Only the number is wanted: how many lines contain the word "Peak"?

■ ■ ■

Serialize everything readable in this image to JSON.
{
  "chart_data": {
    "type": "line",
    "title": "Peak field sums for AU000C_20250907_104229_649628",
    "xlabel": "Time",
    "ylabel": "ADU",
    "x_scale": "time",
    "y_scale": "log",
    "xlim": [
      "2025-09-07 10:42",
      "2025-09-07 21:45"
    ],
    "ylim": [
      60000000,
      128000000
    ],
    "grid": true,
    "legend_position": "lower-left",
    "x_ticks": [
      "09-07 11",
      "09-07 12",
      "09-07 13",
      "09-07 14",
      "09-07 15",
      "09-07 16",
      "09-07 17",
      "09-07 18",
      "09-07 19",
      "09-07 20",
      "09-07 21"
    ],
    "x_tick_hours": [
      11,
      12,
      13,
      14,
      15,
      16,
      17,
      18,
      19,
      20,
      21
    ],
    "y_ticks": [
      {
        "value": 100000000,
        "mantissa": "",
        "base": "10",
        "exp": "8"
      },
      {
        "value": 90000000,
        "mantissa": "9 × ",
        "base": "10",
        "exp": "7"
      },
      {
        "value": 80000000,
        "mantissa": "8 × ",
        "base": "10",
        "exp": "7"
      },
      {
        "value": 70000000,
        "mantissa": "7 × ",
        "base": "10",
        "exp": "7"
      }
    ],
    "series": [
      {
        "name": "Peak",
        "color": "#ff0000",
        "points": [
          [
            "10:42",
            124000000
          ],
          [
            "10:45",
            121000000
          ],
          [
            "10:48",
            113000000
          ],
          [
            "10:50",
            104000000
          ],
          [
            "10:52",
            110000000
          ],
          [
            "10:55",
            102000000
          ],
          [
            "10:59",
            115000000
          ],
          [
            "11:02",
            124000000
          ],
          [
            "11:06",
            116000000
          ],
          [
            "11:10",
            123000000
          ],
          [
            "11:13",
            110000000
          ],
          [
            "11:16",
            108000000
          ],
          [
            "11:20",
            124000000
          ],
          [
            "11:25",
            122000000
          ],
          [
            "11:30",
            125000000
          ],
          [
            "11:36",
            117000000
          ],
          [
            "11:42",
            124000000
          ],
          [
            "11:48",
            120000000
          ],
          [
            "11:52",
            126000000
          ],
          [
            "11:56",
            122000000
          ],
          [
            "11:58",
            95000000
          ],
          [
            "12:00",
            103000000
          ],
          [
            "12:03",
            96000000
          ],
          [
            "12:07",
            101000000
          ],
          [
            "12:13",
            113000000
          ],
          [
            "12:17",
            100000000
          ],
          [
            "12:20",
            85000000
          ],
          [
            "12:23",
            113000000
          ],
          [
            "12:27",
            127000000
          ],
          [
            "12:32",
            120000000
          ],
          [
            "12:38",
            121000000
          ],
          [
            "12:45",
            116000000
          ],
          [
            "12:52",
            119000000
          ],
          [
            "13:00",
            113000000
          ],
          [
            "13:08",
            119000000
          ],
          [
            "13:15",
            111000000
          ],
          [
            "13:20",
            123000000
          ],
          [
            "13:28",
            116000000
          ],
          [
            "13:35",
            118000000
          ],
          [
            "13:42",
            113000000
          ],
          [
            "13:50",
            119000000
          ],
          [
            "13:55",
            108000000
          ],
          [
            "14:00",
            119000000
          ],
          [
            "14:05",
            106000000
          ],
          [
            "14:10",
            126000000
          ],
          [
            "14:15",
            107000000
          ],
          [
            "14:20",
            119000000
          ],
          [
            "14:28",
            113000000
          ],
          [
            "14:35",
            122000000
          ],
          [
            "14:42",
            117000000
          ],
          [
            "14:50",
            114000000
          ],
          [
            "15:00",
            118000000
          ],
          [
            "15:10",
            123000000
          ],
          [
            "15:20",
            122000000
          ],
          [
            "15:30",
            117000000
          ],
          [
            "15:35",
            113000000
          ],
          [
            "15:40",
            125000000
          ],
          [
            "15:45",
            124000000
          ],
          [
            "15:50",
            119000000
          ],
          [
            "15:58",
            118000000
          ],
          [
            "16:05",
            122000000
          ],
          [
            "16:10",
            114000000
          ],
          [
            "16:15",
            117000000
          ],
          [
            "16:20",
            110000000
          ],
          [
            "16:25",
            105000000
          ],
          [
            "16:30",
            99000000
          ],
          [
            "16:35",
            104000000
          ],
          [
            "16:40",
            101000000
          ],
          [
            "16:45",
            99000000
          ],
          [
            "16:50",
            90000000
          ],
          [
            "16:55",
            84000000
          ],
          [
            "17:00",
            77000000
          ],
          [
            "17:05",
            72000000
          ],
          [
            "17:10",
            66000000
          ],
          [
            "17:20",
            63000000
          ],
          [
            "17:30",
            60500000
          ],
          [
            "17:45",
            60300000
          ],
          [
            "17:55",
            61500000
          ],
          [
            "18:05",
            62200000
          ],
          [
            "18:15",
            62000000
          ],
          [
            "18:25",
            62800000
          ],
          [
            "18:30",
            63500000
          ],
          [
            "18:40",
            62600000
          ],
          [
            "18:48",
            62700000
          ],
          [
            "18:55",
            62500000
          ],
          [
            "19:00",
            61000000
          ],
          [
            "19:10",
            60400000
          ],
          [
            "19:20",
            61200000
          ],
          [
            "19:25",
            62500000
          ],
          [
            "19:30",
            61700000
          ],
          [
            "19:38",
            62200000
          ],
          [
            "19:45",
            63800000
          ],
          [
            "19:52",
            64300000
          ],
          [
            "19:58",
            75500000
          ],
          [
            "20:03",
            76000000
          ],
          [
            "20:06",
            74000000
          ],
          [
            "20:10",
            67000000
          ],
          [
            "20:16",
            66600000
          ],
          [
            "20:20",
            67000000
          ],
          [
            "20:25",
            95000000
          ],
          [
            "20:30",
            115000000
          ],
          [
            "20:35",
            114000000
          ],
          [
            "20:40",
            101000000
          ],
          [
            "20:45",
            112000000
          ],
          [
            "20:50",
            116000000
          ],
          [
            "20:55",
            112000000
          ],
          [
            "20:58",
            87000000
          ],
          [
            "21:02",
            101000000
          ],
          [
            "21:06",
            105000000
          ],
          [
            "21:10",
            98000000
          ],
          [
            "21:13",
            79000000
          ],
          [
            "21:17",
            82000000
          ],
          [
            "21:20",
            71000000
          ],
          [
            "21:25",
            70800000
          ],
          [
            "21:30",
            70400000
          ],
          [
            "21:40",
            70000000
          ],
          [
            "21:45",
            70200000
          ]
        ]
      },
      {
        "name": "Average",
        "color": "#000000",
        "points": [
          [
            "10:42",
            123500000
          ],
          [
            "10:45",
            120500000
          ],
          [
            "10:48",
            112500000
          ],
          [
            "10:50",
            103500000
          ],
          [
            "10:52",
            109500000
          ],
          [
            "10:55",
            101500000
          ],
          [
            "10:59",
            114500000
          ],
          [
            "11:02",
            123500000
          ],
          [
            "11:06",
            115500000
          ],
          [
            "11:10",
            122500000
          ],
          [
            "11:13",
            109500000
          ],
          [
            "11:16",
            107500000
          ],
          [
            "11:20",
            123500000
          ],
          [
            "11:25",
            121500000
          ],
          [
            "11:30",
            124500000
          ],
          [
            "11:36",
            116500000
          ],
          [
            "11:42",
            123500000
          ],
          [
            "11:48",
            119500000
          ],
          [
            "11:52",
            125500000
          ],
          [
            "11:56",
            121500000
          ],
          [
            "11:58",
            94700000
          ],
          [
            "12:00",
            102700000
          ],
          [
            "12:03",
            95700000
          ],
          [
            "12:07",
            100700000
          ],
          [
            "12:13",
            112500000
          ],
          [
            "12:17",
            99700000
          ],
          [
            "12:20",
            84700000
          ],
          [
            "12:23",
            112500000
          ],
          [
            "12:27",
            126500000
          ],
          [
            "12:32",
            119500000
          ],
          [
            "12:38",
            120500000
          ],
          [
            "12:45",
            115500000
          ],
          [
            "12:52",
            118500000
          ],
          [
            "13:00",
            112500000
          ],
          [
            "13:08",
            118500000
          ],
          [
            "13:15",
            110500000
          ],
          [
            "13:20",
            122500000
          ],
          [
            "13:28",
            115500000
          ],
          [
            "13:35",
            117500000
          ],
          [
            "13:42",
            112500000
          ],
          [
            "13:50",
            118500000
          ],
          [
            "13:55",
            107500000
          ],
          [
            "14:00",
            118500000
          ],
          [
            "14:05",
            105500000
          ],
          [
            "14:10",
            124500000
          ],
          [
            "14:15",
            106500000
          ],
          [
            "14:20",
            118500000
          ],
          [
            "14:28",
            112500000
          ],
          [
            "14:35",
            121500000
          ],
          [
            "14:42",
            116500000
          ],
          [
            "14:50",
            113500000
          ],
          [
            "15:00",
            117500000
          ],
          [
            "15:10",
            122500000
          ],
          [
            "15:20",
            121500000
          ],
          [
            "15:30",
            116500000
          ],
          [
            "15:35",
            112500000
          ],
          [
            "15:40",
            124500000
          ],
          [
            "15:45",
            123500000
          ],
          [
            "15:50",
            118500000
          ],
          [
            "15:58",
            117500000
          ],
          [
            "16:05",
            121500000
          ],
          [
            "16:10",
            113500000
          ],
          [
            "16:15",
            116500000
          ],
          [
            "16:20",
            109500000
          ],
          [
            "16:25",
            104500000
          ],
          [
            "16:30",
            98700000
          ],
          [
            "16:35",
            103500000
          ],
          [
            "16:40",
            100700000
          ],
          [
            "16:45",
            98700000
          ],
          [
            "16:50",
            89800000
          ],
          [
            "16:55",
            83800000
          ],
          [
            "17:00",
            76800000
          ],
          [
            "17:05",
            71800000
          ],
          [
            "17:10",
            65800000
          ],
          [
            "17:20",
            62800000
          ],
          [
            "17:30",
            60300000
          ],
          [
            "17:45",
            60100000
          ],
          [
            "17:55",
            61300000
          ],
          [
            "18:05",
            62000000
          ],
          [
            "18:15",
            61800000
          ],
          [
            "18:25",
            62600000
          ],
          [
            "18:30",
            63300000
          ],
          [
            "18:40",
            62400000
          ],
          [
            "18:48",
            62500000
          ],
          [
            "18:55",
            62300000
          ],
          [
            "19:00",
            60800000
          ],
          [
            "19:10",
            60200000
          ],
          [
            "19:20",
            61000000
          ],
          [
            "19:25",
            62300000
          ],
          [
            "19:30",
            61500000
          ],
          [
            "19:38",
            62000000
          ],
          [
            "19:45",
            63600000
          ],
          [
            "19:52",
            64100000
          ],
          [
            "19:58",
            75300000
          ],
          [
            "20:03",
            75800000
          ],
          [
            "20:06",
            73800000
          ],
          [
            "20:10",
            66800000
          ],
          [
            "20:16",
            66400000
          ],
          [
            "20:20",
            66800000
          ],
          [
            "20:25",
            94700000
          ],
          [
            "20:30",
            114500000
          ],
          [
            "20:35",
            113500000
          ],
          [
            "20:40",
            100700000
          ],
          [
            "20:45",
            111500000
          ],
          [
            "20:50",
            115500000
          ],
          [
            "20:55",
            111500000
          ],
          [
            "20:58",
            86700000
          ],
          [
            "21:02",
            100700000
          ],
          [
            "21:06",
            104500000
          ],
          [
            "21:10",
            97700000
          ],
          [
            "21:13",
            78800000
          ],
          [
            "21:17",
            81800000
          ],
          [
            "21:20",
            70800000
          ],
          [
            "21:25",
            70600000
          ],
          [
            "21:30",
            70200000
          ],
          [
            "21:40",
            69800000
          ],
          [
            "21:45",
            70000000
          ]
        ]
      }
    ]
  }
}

■ ■ ■

REPLY TO THE EXERCISE
2